> OBJECTIVE: Find the word "title" in the listing; pull out each line holding it.

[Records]
>>>

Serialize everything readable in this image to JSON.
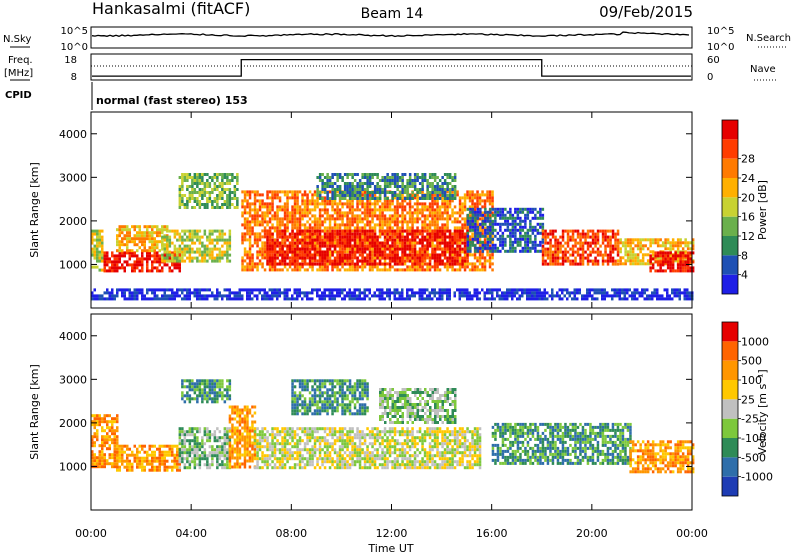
{
  "header": {
    "title": "Hankasalmi (fitACF)",
    "beam": "Beam 14",
    "date": "09/Feb/2015"
  },
  "nsky_panel": {
    "left_label": "N.Sky",
    "right_label": "N.Search",
    "left_ticks": [
      "10^5",
      "10^0"
    ],
    "right_ticks": [
      "10^5",
      "10^0"
    ]
  },
  "freq_panel": {
    "left_label_line1": "Freq.",
    "left_label_line2": "[MHz]",
    "right_label": "Nave",
    "left_ticks": [
      "18",
      "8"
    ],
    "right_ticks": [
      "60",
      "0"
    ],
    "nave_high": 47,
    "nave_low": 9
  },
  "cpid": {
    "label": "CPID",
    "value": "normal (fast stereo) 153"
  },
  "chart_data": [
    {
      "type": "heatmap",
      "title": "Power",
      "ylabel": "Slant Range [km]",
      "xlabel": "",
      "ylim": [
        0,
        4500
      ],
      "y_ticks": [
        1000,
        2000,
        3000,
        4000
      ],
      "x_ticks": [
        "00:00",
        "04:00",
        "08:00",
        "12:00",
        "16:00",
        "20:00",
        "00:00"
      ],
      "x_hours": [
        0,
        4,
        8,
        12,
        16,
        20,
        24
      ],
      "colorbar": {
        "label": "Power [dB]",
        "tick_labels": [
          "4",
          "8",
          "12",
          "16",
          "20",
          "24",
          "28"
        ],
        "colors": [
          "#1e1ee6",
          "#1e50b4",
          "#2e8b57",
          "#6ab04c",
          "#c8d232",
          "#ffb000",
          "#ff7a00",
          "#ff3c00",
          "#e60000"
        ]
      },
      "regions": [
        {
          "t0": 0.0,
          "t1": 0.4,
          "r0": 900,
          "r1": 1800,
          "level": 4
        },
        {
          "t0": 0.5,
          "t1": 3.5,
          "r0": 850,
          "r1": 1300,
          "level": 8
        },
        {
          "t0": 1.0,
          "t1": 3.0,
          "r0": 1300,
          "r1": 1900,
          "level": 5
        },
        {
          "t0": 2.8,
          "t1": 5.5,
          "r0": 1100,
          "r1": 1800,
          "level": 4
        },
        {
          "t0": 3.5,
          "t1": 5.8,
          "r0": 2300,
          "r1": 3100,
          "level": 3
        },
        {
          "t0": 6.0,
          "t1": 16.0,
          "r0": 900,
          "r1": 2700,
          "level": 6
        },
        {
          "t0": 7.0,
          "t1": 15.0,
          "r0": 1000,
          "r1": 1800,
          "level": 8
        },
        {
          "t0": 9.0,
          "t1": 14.5,
          "r0": 2500,
          "r1": 3100,
          "level": 2
        },
        {
          "t0": 15.0,
          "t1": 18.0,
          "r0": 1300,
          "r1": 2300,
          "level": 1
        },
        {
          "t0": 18.0,
          "t1": 21.0,
          "r0": 1000,
          "r1": 1800,
          "level": 7
        },
        {
          "t0": 21.0,
          "t1": 24.0,
          "r0": 1000,
          "r1": 1600,
          "level": 5
        },
        {
          "t0": 22.3,
          "t1": 24.0,
          "r0": 850,
          "r1": 1300,
          "level": 8
        },
        {
          "t0": 0.0,
          "t1": 24.0,
          "r0": 180,
          "r1": 450,
          "level": 0
        }
      ]
    },
    {
      "type": "heatmap",
      "title": "Velocity",
      "ylabel": "Slant Range [km]",
      "xlabel": "Time UT",
      "ylim": [
        0,
        4500
      ],
      "y_ticks": [
        1000,
        2000,
        3000,
        4000
      ],
      "x_ticks": [
        "00:00",
        "04:00",
        "08:00",
        "12:00",
        "16:00",
        "20:00",
        "00:00"
      ],
      "x_hours": [
        0,
        4,
        8,
        12,
        16,
        20,
        24
      ],
      "colorbar": {
        "label": "Velocity [m s⁻¹]",
        "tick_labels": [
          "1000",
          "500",
          "100",
          "25",
          "-25",
          "-100",
          "-500",
          "-1000"
        ],
        "colors": [
          "#1e3cb4",
          "#2e6eaa",
          "#2e8b57",
          "#7dc83c",
          "#c0c0c0",
          "#ffc800",
          "#ff9600",
          "#ff6400",
          "#e60000"
        ]
      },
      "regions": [
        {
          "t0": 0.0,
          "t1": 1.0,
          "r0": 1000,
          "r1": 2200,
          "level": 6
        },
        {
          "t0": 1.0,
          "t1": 3.5,
          "r0": 900,
          "r1": 1500,
          "level": 6
        },
        {
          "t0": 3.5,
          "t1": 5.5,
          "r0": 1000,
          "r1": 1900,
          "level": 3
        },
        {
          "t0": 3.6,
          "t1": 5.5,
          "r0": 2500,
          "r1": 3000,
          "level": 2
        },
        {
          "t0": 5.5,
          "t1": 6.5,
          "r0": 1000,
          "r1": 2400,
          "level": 6
        },
        {
          "t0": 6.5,
          "t1": 15.5,
          "r0": 1000,
          "r1": 1900,
          "level": 4
        },
        {
          "t0": 8.0,
          "t1": 11.0,
          "r0": 2200,
          "r1": 3000,
          "level": 2
        },
        {
          "t0": 11.5,
          "t1": 14.5,
          "r0": 2000,
          "r1": 2800,
          "level": 3
        },
        {
          "t0": 16.0,
          "t1": 21.5,
          "r0": 1100,
          "r1": 2000,
          "level": 2
        },
        {
          "t0": 21.5,
          "t1": 24.0,
          "r0": 900,
          "r1": 1600,
          "level": 6
        }
      ]
    }
  ]
}
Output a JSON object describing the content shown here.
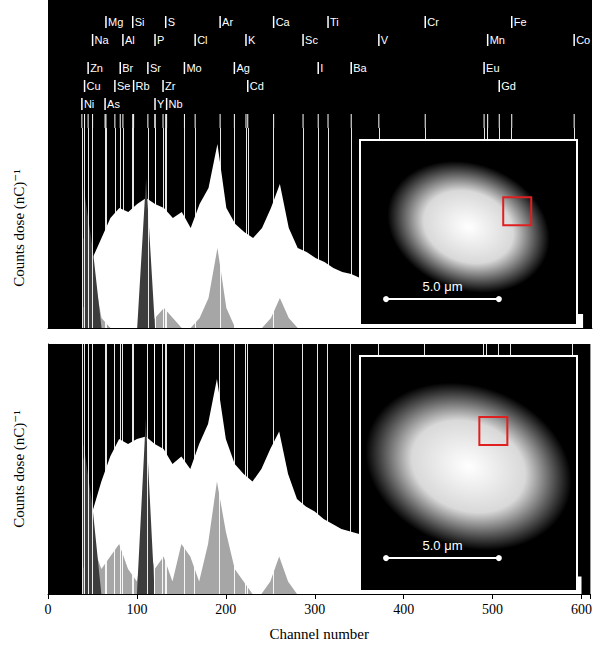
{
  "chart_data": [
    {
      "type": "area",
      "y_label": "Counts dose (nC)⁻¹",
      "x": [
        40,
        50,
        60,
        70,
        80,
        90,
        100,
        110,
        120,
        130,
        140,
        150,
        160,
        170,
        180,
        190,
        200,
        210,
        220,
        230,
        240,
        250,
        260,
        270,
        280,
        290,
        300,
        310,
        320,
        330,
        340,
        350,
        360,
        370,
        380,
        390,
        400,
        410,
        420,
        430,
        440,
        450,
        460,
        470,
        480,
        490,
        500,
        510,
        520,
        530,
        540,
        550,
        560,
        570,
        580,
        590,
        600
      ],
      "series": [
        {
          "color": "#ffffff",
          "values": [
            10,
            35,
            45,
            55,
            60,
            58,
            62,
            65,
            62,
            60,
            55,
            58,
            50,
            62,
            70,
            92,
            60,
            52,
            48,
            45,
            50,
            60,
            72,
            50,
            40,
            38,
            35,
            33,
            30,
            28,
            27,
            25,
            24,
            22,
            21,
            20,
            19,
            18,
            17,
            16,
            15,
            14,
            13,
            13,
            12,
            12,
            11,
            11,
            10,
            10,
            9,
            9,
            8,
            8,
            8,
            7,
            7
          ]
        },
        {
          "color": "#a6a6a6",
          "values": [
            45,
            30,
            5,
            0,
            0,
            0,
            0,
            0,
            5,
            10,
            5,
            0,
            0,
            5,
            15,
            40,
            10,
            0,
            0,
            0,
            0,
            5,
            15,
            5,
            0,
            0,
            0,
            0,
            0,
            0,
            0,
            0,
            0,
            0,
            0,
            0,
            0,
            0,
            0,
            0,
            0,
            0,
            0,
            0,
            0,
            0,
            0,
            0,
            0,
            0,
            0,
            0,
            0,
            0,
            0,
            0,
            0
          ]
        },
        {
          "color": "#3c3c3c",
          "values": [
            70,
            40,
            0,
            0,
            0,
            0,
            0,
            75,
            0,
            0,
            0,
            0,
            0,
            0,
            0,
            0,
            0,
            0,
            0,
            0,
            0,
            0,
            0,
            0,
            0,
            0,
            0,
            0,
            0,
            0,
            0,
            0,
            0,
            0,
            0,
            0,
            0,
            0,
            0,
            0,
            0,
            0,
            0,
            0,
            0,
            0,
            0,
            0,
            0,
            0,
            0,
            0,
            0,
            0,
            0,
            0,
            0
          ]
        }
      ],
      "xlim": [
        0,
        610
      ],
      "xticks": [
        0,
        100,
        200,
        300,
        400,
        500,
        600
      ],
      "ylim": [
        0,
        100
      ],
      "tick_labels": false,
      "inset": {
        "scale_label": "5.0 μm"
      }
    },
    {
      "type": "area",
      "x_label": "Channel number",
      "y_label": "Counts dose (nC)⁻¹",
      "x": [
        40,
        50,
        60,
        70,
        80,
        90,
        100,
        110,
        120,
        130,
        140,
        150,
        160,
        170,
        180,
        190,
        200,
        210,
        220,
        230,
        240,
        250,
        260,
        270,
        280,
        290,
        300,
        310,
        320,
        330,
        340,
        350,
        360,
        370,
        380,
        390,
        400,
        410,
        420,
        430,
        440,
        450,
        460,
        470,
        480,
        490,
        500,
        510,
        520,
        530,
        540,
        550,
        560,
        570,
        580,
        590,
        600
      ],
      "series": [
        {
          "color": "#ffffff",
          "values": [
            10,
            33,
            45,
            55,
            62,
            60,
            62,
            63,
            60,
            58,
            52,
            55,
            50,
            60,
            68,
            86,
            62,
            52,
            48,
            45,
            50,
            58,
            65,
            48,
            38,
            35,
            33,
            30,
            28,
            26,
            25,
            24,
            22,
            21,
            20,
            19,
            18,
            17,
            16,
            15,
            14,
            13,
            13,
            12,
            12,
            11,
            11,
            10,
            10,
            9,
            9,
            8,
            8,
            8,
            7,
            7,
            7
          ]
        },
        {
          "color": "#a6a6a6",
          "values": [
            55,
            20,
            10,
            15,
            20,
            10,
            5,
            25,
            10,
            15,
            5,
            20,
            15,
            5,
            20,
            45,
            25,
            10,
            5,
            0,
            0,
            5,
            15,
            5,
            0,
            0,
            0,
            0,
            0,
            0,
            0,
            0,
            0,
            0,
            0,
            0,
            0,
            0,
            0,
            0,
            0,
            0,
            0,
            0,
            0,
            0,
            0,
            0,
            0,
            0,
            0,
            0,
            0,
            0,
            0,
            0,
            0
          ]
        },
        {
          "color": "#3c3c3c",
          "values": [
            60,
            35,
            0,
            0,
            0,
            0,
            0,
            70,
            0,
            0,
            0,
            0,
            0,
            0,
            0,
            0,
            0,
            0,
            0,
            0,
            0,
            0,
            0,
            0,
            0,
            0,
            0,
            0,
            0,
            0,
            0,
            0,
            0,
            0,
            0,
            0,
            0,
            0,
            0,
            0,
            0,
            0,
            0,
            0,
            0,
            0,
            0,
            0,
            0,
            0,
            0,
            0,
            0,
            0,
            0,
            0,
            0
          ]
        }
      ],
      "xlim": [
        0,
        610
      ],
      "xticks": [
        0,
        100,
        200,
        300,
        400,
        500,
        600
      ],
      "ylim": [
        0,
        100
      ],
      "tick_labels": "x",
      "inset": {
        "scale_label": "5.0 μm"
      }
    }
  ],
  "element_labels": [
    [
      {
        "text": "Mg",
        "x": 65
      },
      {
        "text": "Si",
        "x": 95
      },
      {
        "text": "S",
        "x": 132
      },
      {
        "text": "Ar",
        "x": 193
      },
      {
        "text": "Ca",
        "x": 253
      },
      {
        "text": "Ti",
        "x": 314
      },
      {
        "text": "Cr",
        "x": 423
      },
      {
        "text": "Fe",
        "x": 520
      }
    ],
    [
      {
        "text": "Na",
        "x": 50
      },
      {
        "text": "Al",
        "x": 84
      },
      {
        "text": "P",
        "x": 120
      },
      {
        "text": "Cl",
        "x": 165
      },
      {
        "text": "K",
        "x": 222
      },
      {
        "text": "Sc",
        "x": 286
      },
      {
        "text": "V",
        "x": 371
      },
      {
        "text": "Mn",
        "x": 493
      },
      {
        "text": "Co",
        "x": 590
      }
    ],
    [
      {
        "text": "Zn",
        "x": 45
      },
      {
        "text": "Br",
        "x": 81
      },
      {
        "text": "Sr",
        "x": 112
      },
      {
        "text": "Mo",
        "x": 153
      },
      {
        "text": "Ag",
        "x": 209
      },
      {
        "text": "I",
        "x": 303
      },
      {
        "text": "Ba",
        "x": 340
      },
      {
        "text": "Eu",
        "x": 489
      }
    ],
    [
      {
        "text": "Cu",
        "x": 41
      },
      {
        "text": "Se",
        "x": 75
      },
      {
        "text": "Rb",
        "x": 96
      },
      {
        "text": "Zr",
        "x": 129
      },
      {
        "text": "Cd",
        "x": 224
      },
      {
        "text": "Gd",
        "x": 506
      }
    ],
    [
      {
        "text": "Ni",
        "x": 38
      },
      {
        "text": "As",
        "x": 64
      },
      {
        "text": "Y",
        "x": 120
      },
      {
        "text": "Nb",
        "x": 133
      }
    ]
  ]
}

<<<

> OUTPUT FOR THIS TASK:
    "title": "Hankasalmi (fitACF)",
      "title": "Power",
      "title": "Velocity",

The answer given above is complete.